**Text section:**
++++++++++
Sunday, April 9, 2017

strfry is totally optimizable

A note: I've always been partial to the idea of "let the code do the talking" and if my last blog post didn't reinforce that, I don't know what does! It was a bit of a mess, and rather rushed.

So I previously remarked that I couldn't optimize strfry. I was wrong. For reference, here is the currently implementation of strfry:

char* strfry (char *string)
{
  static int init;
  static struct random_data rdata;

  if (!init)
    {
      static char state[32];
      rdata.state = NULL;
      __initstate_r (time ((time_t *) NULL) ^ getpid (),
    state, sizeof (state), &rdata);
      init = 1;
    }

  size_t len = strlen (string);
  if (len > 0)
    for (size_t i = 0; i < len - 1; ++i)
++++++++++
**Record set:**
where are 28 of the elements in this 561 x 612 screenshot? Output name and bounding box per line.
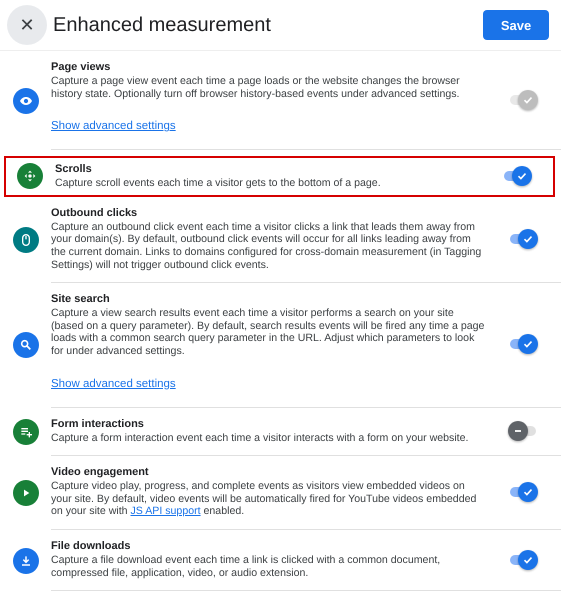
setting-description: Capture a page view event each time a page loads or the website changes the browser history state. Optionally turn off browser history-based events under advanced settings.	[51, 75, 461, 100]
setting-description: Capture scroll events each time a visitor gets to the bottom of a page.	[55, 177, 382, 190]
toggle-switch[interactable]	[508, 482, 538, 502]
toggle-switch[interactable]	[508, 550, 538, 570]
setting-title: File downloads	[51, 540, 132, 552]
close-button[interactable]: ✕	[7, 5, 47, 45]
setting-description: Capture a view search results event each time a visitor performs a search on your site (based on a query parameter). By default, search results events will be fired any time a page loads with a common search query parameter in the URL. Adjust which parameters to look for under advanced settings.	[51, 307, 485, 358]
check-icon	[516, 170, 528, 182]
setting-title: Site search	[51, 293, 111, 306]
setting-title: Page views	[51, 61, 112, 73]
setting-description: Capture video play, progress, and complete events as visitors view embedded videos on your site. By default, video events will be automatically fired for YouTube videos embedded on your site with JS API support enabled.	[51, 480, 478, 518]
setting-description: Capture a file download event each time a link is clicked with a common document, compressed file, application, video, or audio extension.	[51, 554, 442, 580]
toggle-switch[interactable]	[502, 166, 532, 186]
setting-title: Scrolls	[55, 163, 93, 176]
check-icon	[522, 338, 534, 350]
setting-description: Capture a form interaction event each time a visitor interacts with a form on your website.	[51, 432, 470, 444]
save-button[interactable]: Save	[483, 10, 549, 40]
setting-description: Capture an outbound click event each time a visitor clicks a link that leads them away from your domain(s). By default, outbound click events will occur for all links leading away from the current domain. Links to domains configured for cross-domain measurement (in Tagging Settings) will not trigger outbound click events.	[51, 220, 482, 272]
setting-title: Form interactions	[51, 418, 145, 430]
advanced-settings-link[interactable]: Show advanced settings	[51, 378, 176, 390]
setting-title: Outbound clicks	[51, 206, 138, 219]
setting-title: Video engagement	[51, 466, 150, 478]
toggle-switch[interactable]	[508, 420, 538, 441]
check-icon	[522, 486, 534, 498]
api-support-link[interactable]: JS API support	[130, 505, 201, 518]
toggle-switch[interactable]	[508, 228, 538, 249]
dialog-title: Enhanced measurement	[53, 14, 272, 36]
toggle-switch[interactable]	[508, 334, 538, 354]
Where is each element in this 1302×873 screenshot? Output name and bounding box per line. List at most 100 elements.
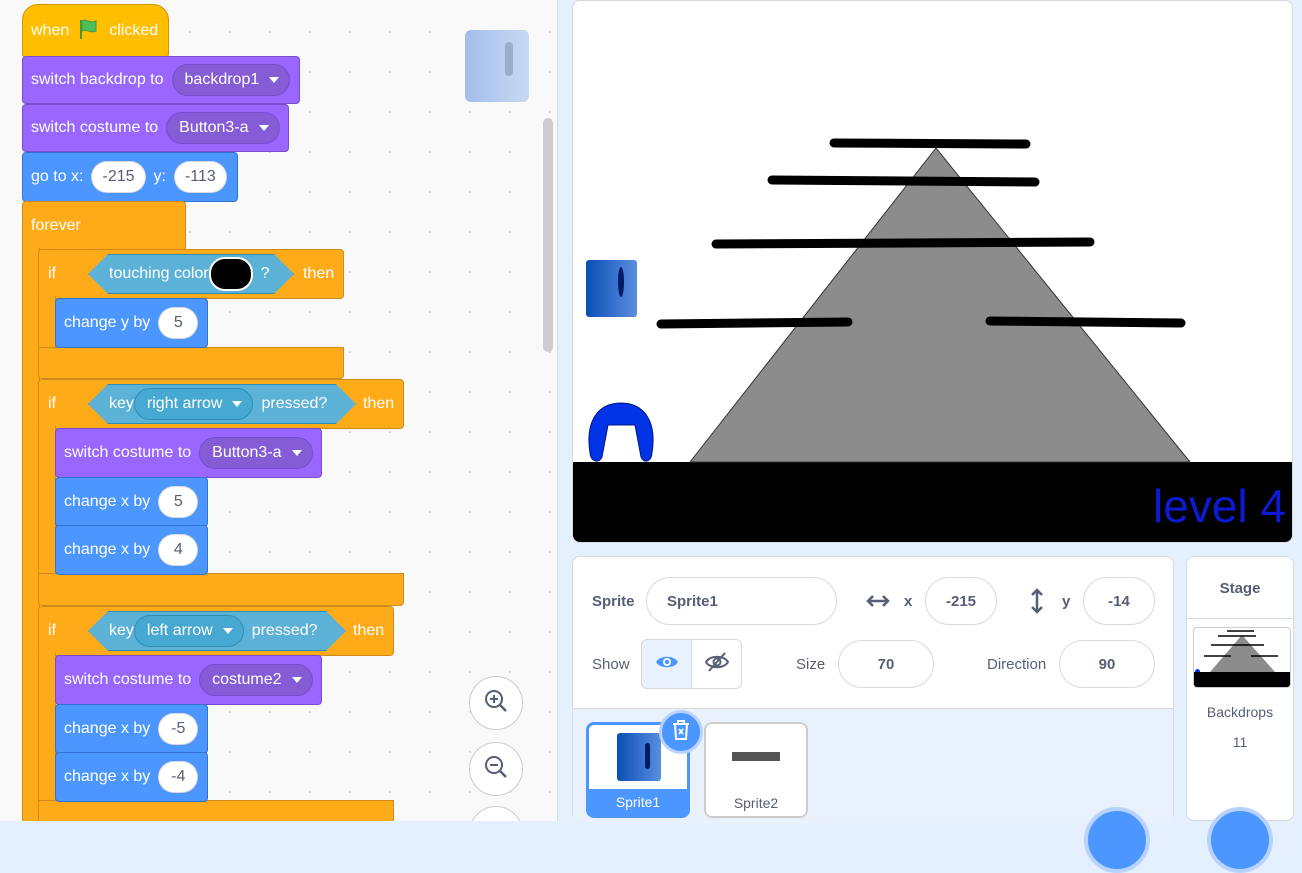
++++++++++
In the strfry post, what size is the static state array declared in the function?

It holds 32 characters (char state[32]).